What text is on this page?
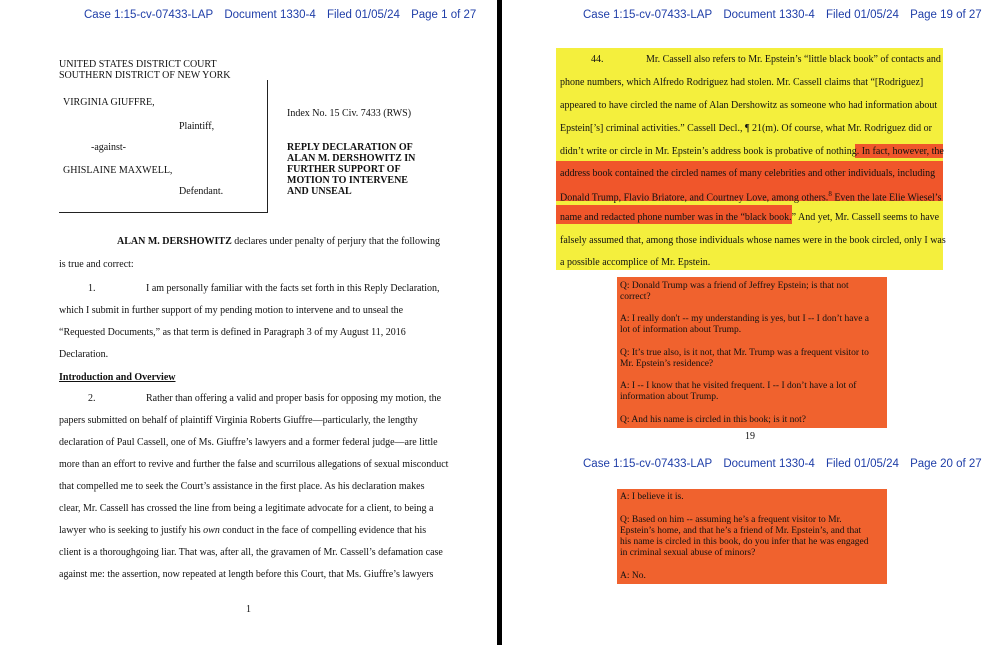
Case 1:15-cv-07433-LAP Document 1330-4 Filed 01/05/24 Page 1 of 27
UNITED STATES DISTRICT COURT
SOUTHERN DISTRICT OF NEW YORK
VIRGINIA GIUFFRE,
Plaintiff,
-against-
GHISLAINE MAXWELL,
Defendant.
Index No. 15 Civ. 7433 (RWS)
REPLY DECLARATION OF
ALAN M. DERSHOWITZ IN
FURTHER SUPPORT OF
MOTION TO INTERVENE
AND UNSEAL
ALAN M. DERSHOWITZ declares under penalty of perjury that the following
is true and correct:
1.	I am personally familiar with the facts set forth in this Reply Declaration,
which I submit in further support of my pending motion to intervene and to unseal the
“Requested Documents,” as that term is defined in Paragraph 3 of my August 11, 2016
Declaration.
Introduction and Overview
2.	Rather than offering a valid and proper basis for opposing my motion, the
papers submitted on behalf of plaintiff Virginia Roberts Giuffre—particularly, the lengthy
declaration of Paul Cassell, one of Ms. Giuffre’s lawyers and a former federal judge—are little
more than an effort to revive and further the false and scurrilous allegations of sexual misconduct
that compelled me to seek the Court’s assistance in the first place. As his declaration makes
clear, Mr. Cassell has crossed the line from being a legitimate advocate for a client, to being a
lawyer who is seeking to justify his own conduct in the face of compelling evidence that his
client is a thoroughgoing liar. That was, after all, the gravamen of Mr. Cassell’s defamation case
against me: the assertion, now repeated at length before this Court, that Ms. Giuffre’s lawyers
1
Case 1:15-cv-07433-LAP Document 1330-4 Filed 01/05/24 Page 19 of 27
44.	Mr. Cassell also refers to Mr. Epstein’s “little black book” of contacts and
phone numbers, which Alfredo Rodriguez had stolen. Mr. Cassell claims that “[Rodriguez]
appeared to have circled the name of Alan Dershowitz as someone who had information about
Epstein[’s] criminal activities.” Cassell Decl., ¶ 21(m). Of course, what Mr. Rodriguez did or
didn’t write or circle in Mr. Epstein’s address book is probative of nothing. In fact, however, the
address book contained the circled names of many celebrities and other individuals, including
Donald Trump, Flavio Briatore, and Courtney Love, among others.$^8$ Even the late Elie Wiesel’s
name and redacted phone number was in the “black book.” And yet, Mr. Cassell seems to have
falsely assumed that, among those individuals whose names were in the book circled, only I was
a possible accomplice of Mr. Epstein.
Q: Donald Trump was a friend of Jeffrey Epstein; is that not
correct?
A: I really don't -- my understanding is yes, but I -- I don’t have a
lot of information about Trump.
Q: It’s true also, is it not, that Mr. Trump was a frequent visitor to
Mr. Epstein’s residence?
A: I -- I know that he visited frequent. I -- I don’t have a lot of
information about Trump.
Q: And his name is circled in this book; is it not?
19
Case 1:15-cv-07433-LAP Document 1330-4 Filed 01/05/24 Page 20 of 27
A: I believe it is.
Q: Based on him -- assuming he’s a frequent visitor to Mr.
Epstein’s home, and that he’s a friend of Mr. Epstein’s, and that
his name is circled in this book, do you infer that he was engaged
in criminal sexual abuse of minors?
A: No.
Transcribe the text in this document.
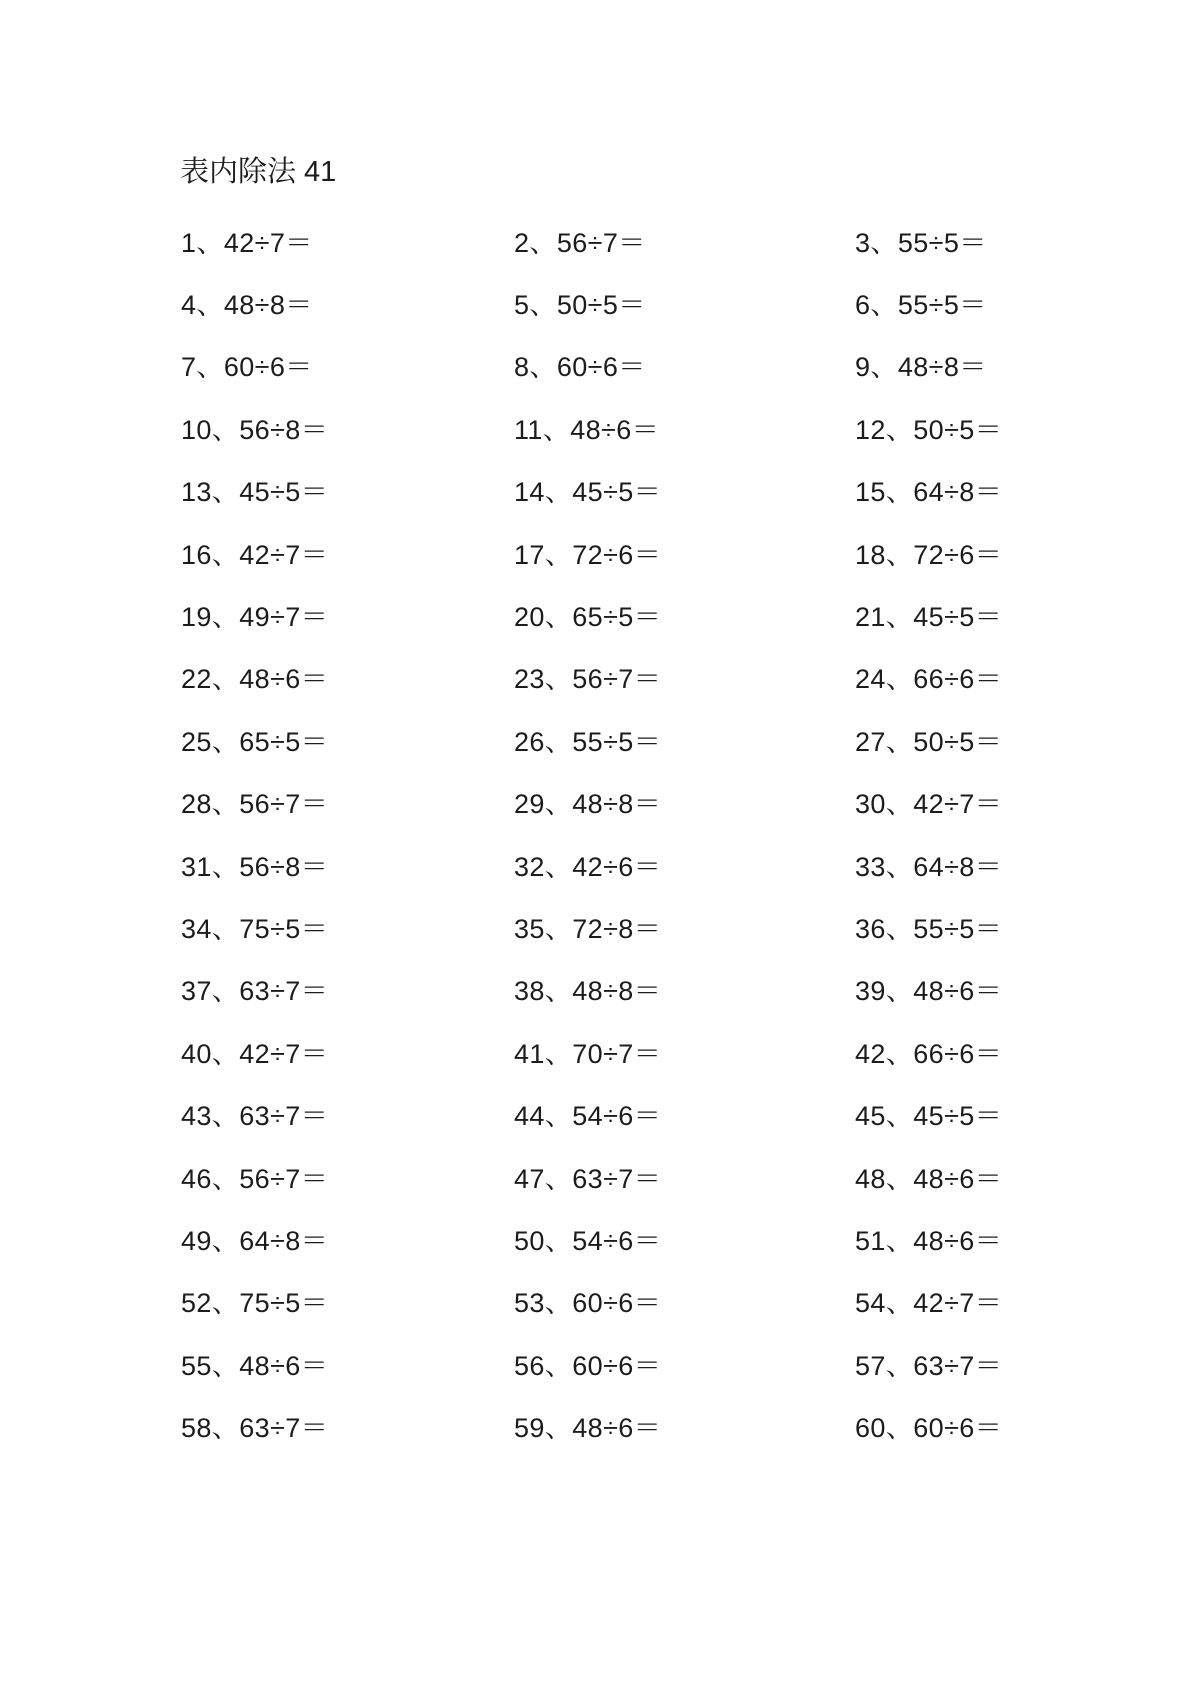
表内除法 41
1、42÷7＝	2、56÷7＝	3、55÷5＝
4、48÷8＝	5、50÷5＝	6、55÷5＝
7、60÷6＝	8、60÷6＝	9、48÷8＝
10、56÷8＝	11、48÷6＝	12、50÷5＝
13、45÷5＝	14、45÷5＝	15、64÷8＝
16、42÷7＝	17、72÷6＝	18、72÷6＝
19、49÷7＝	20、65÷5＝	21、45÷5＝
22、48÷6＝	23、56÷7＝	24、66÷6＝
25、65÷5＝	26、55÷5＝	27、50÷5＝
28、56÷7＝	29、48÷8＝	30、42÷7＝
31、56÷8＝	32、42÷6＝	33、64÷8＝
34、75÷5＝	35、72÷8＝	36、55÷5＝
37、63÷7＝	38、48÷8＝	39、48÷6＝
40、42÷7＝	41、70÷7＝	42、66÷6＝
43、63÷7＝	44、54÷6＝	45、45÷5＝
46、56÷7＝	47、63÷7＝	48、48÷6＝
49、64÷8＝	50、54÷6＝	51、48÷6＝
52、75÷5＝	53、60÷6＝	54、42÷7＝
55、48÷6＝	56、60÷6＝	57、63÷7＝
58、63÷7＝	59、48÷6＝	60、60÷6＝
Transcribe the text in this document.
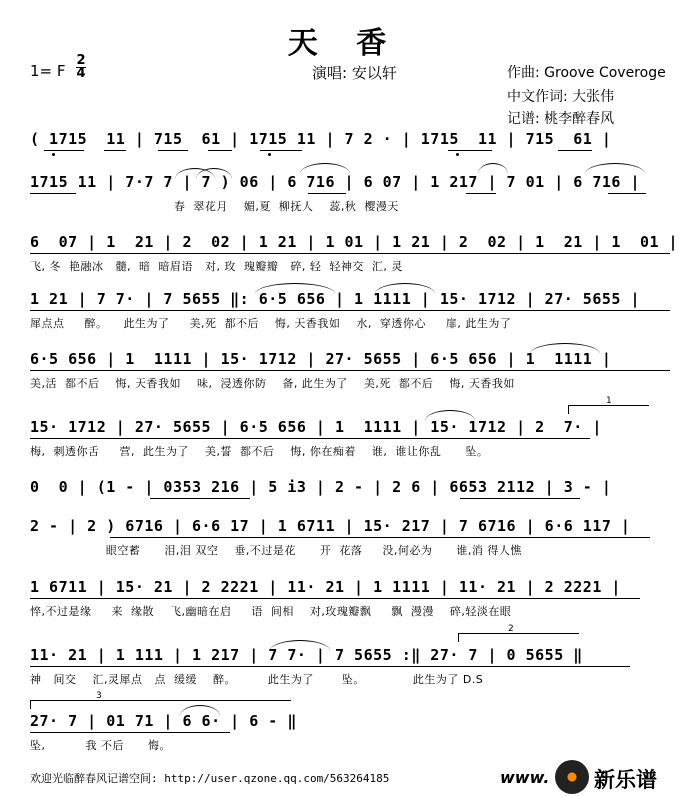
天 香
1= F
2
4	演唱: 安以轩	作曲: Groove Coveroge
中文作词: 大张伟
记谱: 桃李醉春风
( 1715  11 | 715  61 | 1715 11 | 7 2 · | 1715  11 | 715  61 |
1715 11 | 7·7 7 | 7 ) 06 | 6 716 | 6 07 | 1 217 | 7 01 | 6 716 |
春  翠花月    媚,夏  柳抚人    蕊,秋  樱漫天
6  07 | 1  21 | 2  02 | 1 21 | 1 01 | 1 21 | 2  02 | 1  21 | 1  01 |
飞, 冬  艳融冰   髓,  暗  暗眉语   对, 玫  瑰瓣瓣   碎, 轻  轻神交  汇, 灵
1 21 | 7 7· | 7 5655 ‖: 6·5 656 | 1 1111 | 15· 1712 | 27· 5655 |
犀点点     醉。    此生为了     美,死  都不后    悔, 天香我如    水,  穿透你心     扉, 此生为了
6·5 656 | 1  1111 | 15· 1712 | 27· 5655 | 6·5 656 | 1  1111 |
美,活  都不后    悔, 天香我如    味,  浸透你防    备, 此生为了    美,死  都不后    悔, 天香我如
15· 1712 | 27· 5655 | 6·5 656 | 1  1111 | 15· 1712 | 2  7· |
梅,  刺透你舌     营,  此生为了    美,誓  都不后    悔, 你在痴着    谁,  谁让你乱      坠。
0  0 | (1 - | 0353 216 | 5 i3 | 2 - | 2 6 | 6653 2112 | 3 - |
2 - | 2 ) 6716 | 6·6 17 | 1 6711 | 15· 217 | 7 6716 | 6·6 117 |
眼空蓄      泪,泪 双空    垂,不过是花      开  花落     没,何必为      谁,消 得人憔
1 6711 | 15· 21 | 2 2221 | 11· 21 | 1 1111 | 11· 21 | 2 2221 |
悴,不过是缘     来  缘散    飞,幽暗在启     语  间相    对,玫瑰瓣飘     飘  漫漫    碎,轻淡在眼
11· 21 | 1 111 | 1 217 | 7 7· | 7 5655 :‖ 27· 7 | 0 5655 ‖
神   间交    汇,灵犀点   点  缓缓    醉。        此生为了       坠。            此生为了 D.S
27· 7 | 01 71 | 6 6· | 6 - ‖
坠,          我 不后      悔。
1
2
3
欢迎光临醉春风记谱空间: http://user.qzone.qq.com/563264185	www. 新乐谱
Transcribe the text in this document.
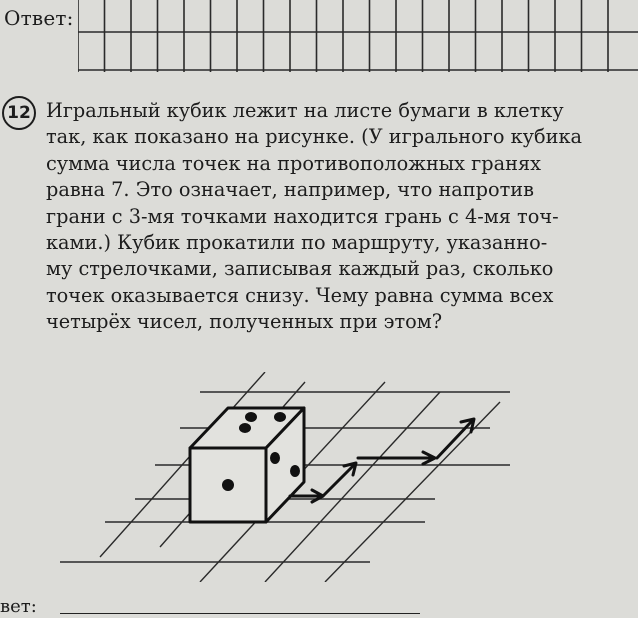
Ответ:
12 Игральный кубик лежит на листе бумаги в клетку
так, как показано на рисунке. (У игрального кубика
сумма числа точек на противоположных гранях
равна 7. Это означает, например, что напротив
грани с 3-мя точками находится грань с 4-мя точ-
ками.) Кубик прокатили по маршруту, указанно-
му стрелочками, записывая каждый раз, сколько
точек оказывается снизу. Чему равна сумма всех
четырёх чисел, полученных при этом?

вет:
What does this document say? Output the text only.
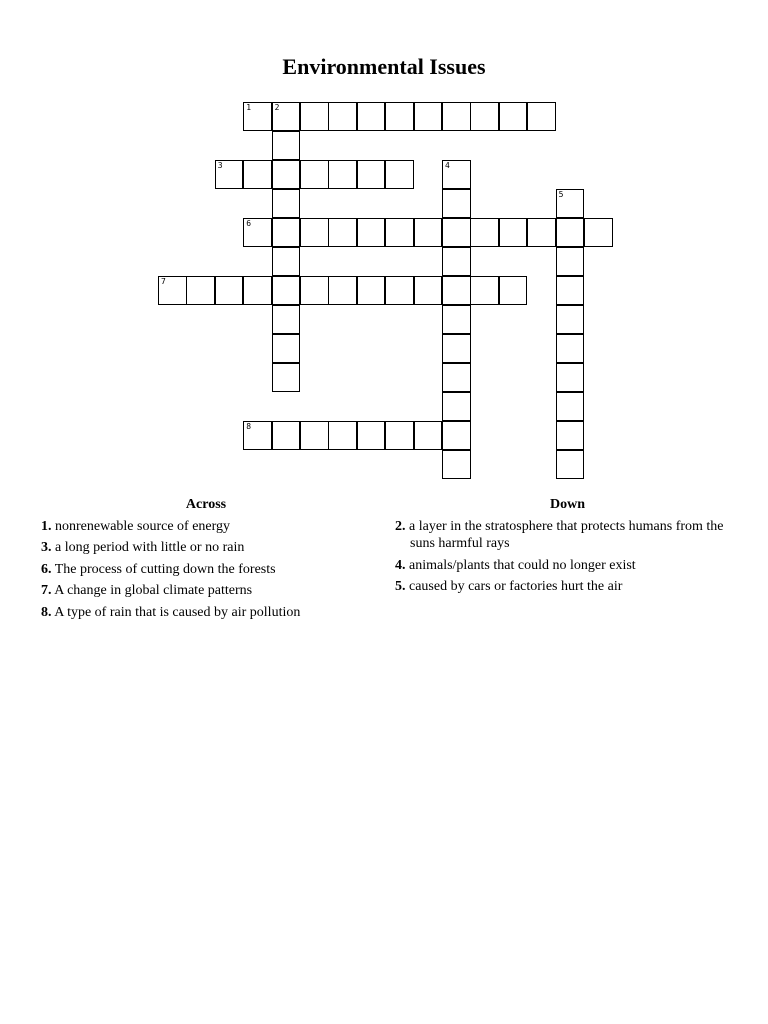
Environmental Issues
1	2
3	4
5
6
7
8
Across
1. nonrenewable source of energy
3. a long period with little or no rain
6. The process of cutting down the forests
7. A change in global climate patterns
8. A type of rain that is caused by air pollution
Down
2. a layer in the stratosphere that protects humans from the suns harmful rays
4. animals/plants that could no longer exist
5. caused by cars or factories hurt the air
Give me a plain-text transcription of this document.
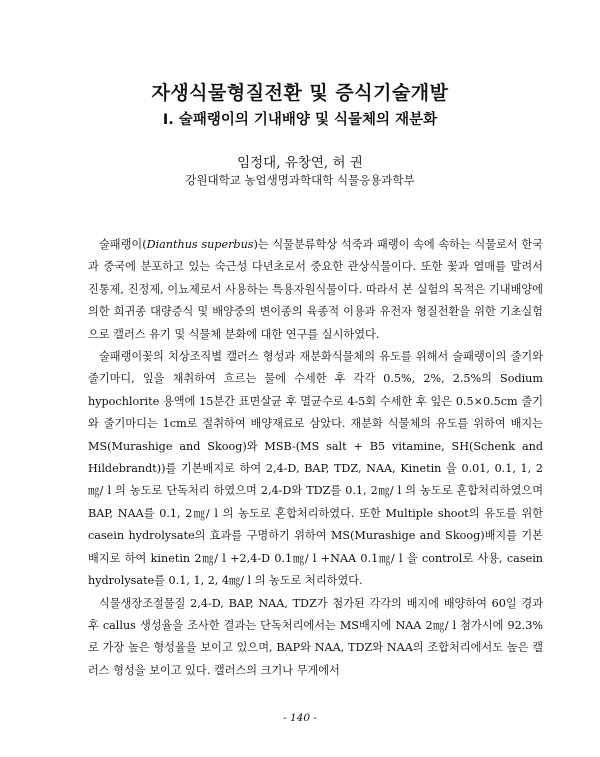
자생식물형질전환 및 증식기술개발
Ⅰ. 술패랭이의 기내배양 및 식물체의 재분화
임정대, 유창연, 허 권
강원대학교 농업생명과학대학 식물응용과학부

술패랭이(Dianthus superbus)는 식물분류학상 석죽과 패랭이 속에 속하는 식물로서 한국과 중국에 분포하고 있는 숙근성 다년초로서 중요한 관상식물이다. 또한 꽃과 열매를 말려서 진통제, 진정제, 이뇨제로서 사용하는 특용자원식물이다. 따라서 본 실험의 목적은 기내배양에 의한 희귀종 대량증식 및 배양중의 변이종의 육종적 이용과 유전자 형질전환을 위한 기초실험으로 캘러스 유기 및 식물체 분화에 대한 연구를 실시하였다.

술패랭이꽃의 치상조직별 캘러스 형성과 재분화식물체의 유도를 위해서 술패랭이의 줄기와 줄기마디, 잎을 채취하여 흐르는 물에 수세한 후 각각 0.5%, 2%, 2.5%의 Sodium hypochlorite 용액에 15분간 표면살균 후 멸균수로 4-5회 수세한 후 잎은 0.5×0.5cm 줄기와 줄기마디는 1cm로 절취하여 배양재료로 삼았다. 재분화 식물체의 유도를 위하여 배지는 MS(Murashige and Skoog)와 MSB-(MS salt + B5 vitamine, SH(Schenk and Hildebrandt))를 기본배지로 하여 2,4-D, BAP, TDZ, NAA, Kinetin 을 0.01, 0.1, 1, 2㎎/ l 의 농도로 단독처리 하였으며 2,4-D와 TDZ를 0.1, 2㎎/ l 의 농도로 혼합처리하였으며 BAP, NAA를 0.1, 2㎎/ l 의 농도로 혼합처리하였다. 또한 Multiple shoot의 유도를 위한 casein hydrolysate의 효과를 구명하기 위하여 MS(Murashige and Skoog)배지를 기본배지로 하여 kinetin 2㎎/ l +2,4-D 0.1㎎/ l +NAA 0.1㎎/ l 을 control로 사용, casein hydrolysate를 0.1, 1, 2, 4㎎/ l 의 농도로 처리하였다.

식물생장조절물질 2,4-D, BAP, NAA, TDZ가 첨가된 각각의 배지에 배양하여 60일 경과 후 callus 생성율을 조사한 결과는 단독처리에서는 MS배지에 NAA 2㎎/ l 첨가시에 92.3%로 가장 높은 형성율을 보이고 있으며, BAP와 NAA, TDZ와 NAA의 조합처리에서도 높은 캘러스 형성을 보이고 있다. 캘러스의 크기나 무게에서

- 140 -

__Given request__. Of the lines above, how many include the word "술패랭이의"? Reply with the number only.

__Final result__. 2